## Aim:
Where a line contains the word "JSON", copy that line.

★ ★ ★ ★ ★ ★ ★

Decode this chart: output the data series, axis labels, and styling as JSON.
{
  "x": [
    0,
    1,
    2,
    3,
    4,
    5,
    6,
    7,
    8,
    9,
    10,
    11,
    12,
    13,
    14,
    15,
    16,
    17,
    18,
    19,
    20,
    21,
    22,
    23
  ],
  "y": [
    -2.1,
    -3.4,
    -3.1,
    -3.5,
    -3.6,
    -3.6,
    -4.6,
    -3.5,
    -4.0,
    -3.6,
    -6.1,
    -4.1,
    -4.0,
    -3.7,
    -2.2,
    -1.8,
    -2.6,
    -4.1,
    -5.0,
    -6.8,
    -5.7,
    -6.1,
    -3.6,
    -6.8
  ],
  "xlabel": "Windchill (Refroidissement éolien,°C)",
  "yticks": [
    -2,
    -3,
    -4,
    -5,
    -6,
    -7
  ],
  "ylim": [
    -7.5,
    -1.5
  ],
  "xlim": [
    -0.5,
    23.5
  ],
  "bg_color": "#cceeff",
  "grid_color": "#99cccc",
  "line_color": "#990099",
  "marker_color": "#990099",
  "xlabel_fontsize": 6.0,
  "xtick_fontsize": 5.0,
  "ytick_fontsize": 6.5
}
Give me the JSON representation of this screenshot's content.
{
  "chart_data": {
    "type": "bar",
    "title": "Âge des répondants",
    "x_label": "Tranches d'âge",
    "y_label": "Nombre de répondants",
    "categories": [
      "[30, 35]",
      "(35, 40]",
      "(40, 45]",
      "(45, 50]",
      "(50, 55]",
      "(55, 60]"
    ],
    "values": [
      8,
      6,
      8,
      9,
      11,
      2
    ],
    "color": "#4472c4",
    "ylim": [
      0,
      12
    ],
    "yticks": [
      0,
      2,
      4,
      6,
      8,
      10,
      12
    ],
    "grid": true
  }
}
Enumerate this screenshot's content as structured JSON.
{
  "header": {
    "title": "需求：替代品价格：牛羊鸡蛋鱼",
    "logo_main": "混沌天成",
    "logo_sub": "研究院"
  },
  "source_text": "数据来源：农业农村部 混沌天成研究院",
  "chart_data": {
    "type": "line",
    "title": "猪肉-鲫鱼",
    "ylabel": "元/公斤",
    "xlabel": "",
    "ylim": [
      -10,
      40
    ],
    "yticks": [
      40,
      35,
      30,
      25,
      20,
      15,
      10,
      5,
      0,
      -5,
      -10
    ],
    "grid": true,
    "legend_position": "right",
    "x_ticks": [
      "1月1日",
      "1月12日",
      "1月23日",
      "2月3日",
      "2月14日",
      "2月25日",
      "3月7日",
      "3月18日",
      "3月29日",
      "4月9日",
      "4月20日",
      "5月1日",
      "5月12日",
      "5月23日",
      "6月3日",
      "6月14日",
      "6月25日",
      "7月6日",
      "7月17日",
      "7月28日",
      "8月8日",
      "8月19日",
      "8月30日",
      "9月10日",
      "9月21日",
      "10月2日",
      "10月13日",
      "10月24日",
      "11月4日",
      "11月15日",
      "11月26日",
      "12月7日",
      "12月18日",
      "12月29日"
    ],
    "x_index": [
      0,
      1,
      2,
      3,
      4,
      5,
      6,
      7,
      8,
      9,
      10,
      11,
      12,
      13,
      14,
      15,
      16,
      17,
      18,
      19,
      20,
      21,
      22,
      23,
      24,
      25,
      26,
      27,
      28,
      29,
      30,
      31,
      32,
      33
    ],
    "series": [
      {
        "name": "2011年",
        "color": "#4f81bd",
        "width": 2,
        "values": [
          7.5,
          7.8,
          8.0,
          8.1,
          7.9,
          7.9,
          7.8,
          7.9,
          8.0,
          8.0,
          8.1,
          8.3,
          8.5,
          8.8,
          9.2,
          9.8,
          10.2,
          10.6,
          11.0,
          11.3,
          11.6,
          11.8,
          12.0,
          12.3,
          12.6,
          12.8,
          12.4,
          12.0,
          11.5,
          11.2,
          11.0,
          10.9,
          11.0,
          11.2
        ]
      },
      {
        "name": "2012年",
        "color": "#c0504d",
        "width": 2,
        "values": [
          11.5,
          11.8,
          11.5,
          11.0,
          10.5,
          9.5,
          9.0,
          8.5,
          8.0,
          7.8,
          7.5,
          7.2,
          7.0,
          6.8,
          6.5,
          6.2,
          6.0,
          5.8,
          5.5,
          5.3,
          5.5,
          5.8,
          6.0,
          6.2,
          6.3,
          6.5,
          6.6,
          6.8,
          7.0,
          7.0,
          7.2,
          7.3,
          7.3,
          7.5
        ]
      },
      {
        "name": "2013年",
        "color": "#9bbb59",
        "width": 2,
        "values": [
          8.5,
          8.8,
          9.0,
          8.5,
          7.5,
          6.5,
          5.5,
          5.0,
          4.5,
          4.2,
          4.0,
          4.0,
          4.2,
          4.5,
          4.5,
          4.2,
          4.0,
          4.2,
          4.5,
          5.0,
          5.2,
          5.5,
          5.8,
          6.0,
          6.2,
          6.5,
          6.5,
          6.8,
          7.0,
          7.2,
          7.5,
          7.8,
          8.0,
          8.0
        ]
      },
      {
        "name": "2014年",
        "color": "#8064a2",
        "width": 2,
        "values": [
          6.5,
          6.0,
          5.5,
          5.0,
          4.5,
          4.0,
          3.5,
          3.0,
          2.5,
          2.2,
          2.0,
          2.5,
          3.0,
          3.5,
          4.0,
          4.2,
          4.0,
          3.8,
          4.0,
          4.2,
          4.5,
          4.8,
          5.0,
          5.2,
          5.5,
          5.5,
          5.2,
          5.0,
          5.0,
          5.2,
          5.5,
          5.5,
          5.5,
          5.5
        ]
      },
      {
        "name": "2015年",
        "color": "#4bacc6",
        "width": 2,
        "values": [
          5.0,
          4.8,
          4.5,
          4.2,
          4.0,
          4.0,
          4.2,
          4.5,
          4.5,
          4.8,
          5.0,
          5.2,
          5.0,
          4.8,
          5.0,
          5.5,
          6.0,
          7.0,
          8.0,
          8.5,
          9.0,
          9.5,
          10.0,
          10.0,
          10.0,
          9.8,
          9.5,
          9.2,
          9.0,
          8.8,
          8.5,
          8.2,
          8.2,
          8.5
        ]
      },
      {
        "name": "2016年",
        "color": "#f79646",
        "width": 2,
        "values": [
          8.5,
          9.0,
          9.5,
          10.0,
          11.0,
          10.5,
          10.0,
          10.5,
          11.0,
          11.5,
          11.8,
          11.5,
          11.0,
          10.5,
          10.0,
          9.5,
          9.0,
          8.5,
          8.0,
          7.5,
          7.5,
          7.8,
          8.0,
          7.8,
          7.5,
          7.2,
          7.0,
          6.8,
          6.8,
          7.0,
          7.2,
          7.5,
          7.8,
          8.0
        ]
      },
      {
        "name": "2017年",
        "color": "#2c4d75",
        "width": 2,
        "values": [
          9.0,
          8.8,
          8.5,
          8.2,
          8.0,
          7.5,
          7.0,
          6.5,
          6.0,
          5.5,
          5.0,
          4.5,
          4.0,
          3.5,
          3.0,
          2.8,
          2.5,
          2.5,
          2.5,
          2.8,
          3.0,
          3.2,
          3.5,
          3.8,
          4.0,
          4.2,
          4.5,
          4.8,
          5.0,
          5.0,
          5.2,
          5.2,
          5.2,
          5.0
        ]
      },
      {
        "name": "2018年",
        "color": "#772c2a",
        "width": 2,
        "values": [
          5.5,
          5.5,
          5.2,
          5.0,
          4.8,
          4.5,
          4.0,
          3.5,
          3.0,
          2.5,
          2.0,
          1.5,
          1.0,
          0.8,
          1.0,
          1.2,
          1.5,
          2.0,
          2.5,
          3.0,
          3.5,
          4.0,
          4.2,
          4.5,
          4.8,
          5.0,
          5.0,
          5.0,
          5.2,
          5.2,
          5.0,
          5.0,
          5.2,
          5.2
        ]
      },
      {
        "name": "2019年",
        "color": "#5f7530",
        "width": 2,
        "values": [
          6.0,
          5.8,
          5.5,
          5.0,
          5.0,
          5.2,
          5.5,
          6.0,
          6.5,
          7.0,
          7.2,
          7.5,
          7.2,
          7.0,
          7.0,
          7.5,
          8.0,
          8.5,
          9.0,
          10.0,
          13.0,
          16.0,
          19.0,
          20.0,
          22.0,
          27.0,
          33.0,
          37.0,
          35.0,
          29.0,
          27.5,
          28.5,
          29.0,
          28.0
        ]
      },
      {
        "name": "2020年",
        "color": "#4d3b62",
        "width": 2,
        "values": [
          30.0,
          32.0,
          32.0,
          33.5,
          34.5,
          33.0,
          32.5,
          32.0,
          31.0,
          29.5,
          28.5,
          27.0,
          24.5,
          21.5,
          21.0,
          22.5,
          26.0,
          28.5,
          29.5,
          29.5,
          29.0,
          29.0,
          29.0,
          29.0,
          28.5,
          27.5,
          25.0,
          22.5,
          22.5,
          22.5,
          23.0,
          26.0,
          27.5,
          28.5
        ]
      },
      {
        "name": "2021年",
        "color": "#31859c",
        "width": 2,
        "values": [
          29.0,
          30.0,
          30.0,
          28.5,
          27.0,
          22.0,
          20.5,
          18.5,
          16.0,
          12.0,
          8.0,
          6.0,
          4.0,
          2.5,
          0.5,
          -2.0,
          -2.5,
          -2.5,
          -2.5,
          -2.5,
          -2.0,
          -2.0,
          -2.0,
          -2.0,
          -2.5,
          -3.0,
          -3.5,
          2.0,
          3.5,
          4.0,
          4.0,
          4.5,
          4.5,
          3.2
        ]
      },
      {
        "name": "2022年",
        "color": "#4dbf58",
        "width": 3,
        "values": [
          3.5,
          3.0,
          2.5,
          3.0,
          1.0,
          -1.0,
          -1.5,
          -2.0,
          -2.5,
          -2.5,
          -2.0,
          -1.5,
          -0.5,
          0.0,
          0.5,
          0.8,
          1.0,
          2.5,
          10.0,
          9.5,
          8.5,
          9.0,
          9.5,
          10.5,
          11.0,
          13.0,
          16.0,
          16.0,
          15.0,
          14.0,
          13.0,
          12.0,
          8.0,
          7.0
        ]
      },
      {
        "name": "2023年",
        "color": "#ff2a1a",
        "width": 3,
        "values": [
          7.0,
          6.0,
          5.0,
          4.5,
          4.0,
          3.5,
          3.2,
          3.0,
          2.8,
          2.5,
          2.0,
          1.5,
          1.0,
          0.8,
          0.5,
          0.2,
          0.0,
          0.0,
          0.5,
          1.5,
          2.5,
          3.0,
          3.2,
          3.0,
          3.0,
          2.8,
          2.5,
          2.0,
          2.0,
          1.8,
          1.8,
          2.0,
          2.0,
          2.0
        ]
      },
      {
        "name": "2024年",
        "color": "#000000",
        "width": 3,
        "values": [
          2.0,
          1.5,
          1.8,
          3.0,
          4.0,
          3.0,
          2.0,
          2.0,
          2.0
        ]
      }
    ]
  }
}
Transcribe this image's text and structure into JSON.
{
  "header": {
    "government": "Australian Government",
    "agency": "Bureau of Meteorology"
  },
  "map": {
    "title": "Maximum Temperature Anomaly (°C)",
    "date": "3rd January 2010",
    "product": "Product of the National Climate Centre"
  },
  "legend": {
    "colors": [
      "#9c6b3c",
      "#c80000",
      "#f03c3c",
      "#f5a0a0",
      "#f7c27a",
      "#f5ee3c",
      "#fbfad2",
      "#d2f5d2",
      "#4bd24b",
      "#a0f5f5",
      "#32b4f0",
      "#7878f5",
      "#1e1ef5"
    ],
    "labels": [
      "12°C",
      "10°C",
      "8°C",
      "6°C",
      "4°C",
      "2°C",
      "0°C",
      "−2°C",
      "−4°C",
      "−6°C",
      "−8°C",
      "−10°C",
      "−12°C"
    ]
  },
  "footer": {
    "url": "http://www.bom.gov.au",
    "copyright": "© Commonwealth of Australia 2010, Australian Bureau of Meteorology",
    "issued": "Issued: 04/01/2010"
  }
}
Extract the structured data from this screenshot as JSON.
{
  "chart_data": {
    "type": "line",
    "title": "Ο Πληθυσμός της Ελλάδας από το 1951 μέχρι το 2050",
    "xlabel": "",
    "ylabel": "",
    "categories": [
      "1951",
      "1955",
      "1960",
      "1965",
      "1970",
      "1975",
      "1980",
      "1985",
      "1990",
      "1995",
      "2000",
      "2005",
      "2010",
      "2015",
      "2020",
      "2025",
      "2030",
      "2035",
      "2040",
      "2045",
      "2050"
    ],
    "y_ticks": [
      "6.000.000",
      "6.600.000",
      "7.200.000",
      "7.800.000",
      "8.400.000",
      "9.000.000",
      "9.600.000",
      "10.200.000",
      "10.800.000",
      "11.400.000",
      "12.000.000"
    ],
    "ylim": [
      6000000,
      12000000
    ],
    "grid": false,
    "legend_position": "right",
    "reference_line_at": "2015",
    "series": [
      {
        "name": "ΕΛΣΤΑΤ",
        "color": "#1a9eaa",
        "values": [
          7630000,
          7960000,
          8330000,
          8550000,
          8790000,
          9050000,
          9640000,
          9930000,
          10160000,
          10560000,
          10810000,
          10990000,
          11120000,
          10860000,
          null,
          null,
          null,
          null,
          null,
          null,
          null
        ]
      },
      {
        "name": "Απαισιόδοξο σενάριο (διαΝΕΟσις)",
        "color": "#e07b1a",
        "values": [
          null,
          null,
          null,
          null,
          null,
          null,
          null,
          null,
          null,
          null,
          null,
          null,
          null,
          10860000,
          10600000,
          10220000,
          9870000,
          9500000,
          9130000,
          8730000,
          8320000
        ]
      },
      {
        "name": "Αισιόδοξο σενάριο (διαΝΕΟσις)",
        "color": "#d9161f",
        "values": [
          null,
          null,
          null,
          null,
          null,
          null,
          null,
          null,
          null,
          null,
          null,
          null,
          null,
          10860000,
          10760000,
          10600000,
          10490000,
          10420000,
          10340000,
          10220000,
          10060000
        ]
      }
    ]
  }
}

★ ★ ★ ★ ★ ★ ★

## Exercise output:
Decode this chart: output the data series, axis labels, and styling as JSON.
Give me the JSON representation of this screenshot's content.
Enumerate this screenshot's content as structured JSON.
Transcribe this image's text and structure into JSON.
Extract the structured data from this screenshot as JSON.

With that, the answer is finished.